* **JOB**
Provide an exact copy of the data, excluding the images.

===== DATA RECORDS

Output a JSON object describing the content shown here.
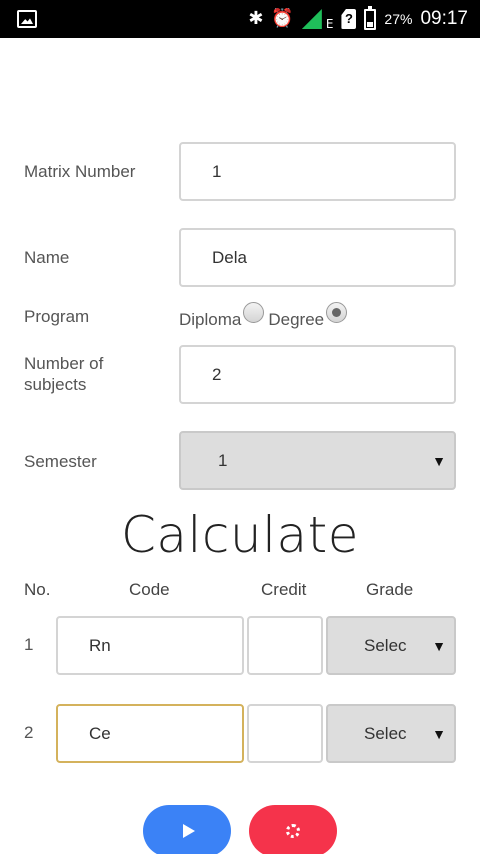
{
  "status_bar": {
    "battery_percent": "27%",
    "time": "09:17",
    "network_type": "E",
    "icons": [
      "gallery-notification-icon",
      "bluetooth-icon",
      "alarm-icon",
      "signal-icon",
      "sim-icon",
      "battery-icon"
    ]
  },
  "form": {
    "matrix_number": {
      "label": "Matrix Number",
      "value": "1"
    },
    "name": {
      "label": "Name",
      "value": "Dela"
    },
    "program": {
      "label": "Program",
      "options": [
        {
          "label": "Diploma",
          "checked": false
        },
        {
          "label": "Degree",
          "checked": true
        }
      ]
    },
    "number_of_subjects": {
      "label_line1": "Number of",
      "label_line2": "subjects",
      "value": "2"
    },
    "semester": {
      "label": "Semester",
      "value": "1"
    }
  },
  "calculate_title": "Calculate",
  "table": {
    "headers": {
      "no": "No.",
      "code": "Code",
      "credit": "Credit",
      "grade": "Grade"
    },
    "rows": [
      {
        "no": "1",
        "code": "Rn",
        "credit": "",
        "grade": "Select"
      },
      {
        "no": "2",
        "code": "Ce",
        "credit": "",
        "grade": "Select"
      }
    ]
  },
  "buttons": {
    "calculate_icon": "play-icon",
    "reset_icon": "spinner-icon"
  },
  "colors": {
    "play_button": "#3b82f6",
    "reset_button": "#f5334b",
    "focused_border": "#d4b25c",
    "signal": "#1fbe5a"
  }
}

==========

* **SOLUTION BELOW**
Output a JSON object describing the content shown here.
{
  "status_bar": {
    "battery_percent": "27%",
    "time": "09:17",
    "network_type": "E",
    "icons": [
      "gallery-notification-icon",
      "bluetooth-icon",
      "alarm-icon",
      "signal-icon",
      "sim-icon",
      "battery-icon"
    ]
  },
  "form": {
    "matrix_number": {
      "label": "Matrix Number",
      "value": "1"
    },
    "name": {
      "label": "Name",
      "value": "Dela"
    },
    "program": {
      "label": "Program",
      "options": [
        {
          "label": "Diploma",
          "checked": false
        },
        {
          "label": "Degree",
          "checked": true
        }
      ]
    },
    "number_of_subjects": {
      "label_line1": "Number of",
      "label_line2": "subjects",
      "value": "2"
    },
    "semester": {
      "label": "Semester",
      "value": "1"
    }
  },
  "calculate_title": "Calculate",
  "table": {
    "headers": {
      "no": "No.",
      "code": "Code",
      "credit": "Credit",
      "grade": "Grade"
    },
    "rows": [
      {
        "no": "1",
        "code": "Rn",
        "credit": "",
        "grade": "Select"
      },
      {
        "no": "2",
        "code": "Ce",
        "credit": "",
        "grade": "Select"
      }
    ]
  },
  "buttons": {
    "calculate_icon": "play-icon",
    "reset_icon": "spinner-icon"
  },
  "colors": {
    "play_button": "#3b82f6",
    "reset_button": "#f5334b",
    "focused_border": "#d4b25c",
    "signal": "#1fbe5a"
  }
}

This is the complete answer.